§ What you need to do
Print all of the data exactly as written.
== Source records
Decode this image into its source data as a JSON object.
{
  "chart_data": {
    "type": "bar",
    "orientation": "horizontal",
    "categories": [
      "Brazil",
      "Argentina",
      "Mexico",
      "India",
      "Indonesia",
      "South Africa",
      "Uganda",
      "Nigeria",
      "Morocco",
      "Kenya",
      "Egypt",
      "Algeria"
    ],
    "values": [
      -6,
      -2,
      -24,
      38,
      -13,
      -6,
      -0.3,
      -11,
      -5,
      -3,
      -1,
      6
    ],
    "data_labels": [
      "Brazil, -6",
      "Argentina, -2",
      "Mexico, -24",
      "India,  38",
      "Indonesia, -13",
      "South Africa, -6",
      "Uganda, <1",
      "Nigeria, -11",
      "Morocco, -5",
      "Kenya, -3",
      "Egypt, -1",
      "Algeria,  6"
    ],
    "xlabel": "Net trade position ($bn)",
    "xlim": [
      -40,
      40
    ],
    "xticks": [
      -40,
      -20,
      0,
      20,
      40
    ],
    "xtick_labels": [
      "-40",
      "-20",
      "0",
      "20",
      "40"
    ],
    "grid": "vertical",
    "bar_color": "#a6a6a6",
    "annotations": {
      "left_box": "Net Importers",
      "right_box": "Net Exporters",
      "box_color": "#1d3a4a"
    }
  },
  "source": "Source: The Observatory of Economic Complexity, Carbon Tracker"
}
====
§ Solution to the exercise
Decode this image into its source data as a JSON object.
{
  "chart_data": {
    "type": "bar",
    "orientation": "horizontal",
    "categories": [
      "Brazil",
      "Argentina",
      "Mexico",
      "India",
      "Indonesia",
      "South Africa",
      "Uganda",
      "Nigeria",
      "Morocco",
      "Kenya",
      "Egypt",
      "Algeria"
    ],
    "values": [
      -6,
      -2,
      -24,
      38,
      -13,
      -6,
      -0.3,
      -11,
      -5,
      -3,
      -1,
      6
    ],
    "data_labels": [
      "Brazil, -6",
      "Argentina, -2",
      "Mexico, -24",
      "India,  38",
      "Indonesia, -13",
      "South Africa, -6",
      "Uganda, <1",
      "Nigeria, -11",
      "Morocco, -5",
      "Kenya, -3",
      "Egypt, -1",
      "Algeria,  6"
    ],
    "xlabel": "Net trade position ($bn)",
    "xlim": [
      -40,
      40
    ],
    "xticks": [
      -40,
      -20,
      0,
      20,
      40
    ],
    "xtick_labels": [
      "-40",
      "-20",
      "0",
      "20",
      "40"
    ],
    "grid": "vertical",
    "bar_color": "#a6a6a6",
    "annotations": {
      "left_box": "Net Importers",
      "right_box": "Net Exporters",
      "box_color": "#1d3a4a"
    }
  },
  "source": "Source: The Observatory of Economic Complexity, Carbon Tracker"
}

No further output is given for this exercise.